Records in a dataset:
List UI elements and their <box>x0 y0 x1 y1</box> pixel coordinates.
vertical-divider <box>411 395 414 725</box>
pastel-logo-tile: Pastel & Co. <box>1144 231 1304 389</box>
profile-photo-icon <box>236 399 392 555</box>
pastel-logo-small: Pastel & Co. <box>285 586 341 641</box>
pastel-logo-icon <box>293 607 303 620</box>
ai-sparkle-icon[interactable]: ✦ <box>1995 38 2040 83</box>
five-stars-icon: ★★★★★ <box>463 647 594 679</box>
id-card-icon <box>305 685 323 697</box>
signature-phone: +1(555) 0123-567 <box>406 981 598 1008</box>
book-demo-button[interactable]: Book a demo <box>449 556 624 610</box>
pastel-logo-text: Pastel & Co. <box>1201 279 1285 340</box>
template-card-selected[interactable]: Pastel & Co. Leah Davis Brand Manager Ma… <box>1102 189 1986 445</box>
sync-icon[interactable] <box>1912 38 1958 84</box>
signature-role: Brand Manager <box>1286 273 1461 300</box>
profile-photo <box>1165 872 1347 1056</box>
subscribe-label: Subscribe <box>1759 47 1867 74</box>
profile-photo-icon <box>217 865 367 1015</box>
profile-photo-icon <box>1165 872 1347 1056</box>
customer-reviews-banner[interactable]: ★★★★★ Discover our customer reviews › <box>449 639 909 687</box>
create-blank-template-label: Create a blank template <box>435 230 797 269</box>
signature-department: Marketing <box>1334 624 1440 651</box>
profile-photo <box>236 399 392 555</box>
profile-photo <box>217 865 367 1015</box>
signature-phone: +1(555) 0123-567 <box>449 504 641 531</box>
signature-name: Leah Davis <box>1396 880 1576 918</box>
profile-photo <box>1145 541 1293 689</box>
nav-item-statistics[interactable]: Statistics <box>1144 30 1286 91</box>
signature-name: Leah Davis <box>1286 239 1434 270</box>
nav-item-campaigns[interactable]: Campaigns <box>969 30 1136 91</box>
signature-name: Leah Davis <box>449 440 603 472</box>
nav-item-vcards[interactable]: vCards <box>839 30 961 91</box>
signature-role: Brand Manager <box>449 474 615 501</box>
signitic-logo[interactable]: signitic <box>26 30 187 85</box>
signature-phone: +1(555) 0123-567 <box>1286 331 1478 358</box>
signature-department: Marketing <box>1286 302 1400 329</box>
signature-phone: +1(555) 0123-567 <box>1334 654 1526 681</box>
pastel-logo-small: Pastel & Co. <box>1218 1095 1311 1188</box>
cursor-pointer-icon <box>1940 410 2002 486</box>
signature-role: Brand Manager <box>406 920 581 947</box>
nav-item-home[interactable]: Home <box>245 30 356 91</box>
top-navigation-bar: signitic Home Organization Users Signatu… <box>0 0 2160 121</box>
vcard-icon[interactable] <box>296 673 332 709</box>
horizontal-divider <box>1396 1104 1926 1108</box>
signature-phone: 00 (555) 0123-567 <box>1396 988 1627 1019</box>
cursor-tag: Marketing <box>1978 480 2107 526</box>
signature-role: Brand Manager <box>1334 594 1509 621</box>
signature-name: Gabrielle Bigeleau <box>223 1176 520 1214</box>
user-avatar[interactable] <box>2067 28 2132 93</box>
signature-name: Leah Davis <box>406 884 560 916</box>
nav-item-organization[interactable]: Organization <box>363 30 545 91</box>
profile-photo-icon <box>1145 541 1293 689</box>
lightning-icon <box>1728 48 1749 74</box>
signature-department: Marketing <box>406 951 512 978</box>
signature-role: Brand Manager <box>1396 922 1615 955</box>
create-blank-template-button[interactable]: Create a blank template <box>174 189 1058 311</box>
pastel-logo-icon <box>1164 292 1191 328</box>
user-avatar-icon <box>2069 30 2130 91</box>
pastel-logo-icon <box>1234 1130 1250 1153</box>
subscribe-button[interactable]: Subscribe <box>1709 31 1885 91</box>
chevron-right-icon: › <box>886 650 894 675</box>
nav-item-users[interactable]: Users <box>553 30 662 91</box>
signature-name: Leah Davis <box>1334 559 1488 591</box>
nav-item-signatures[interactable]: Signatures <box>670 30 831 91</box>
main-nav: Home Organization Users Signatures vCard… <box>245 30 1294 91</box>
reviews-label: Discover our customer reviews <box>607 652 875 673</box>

**Task brief**.
Keep only the lines above that contain the string "Users", and treat uppercase and lowercase letters as different.

**Output for this exercise**.
top-navigation-bar: signitic Home Organization Users Signatu… <box>0 0 2160 121</box>
nav-item-users[interactable]: Users <box>553 30 662 91</box>
main-nav: Home Organization Users Signatures vCard… <box>245 30 1294 91</box>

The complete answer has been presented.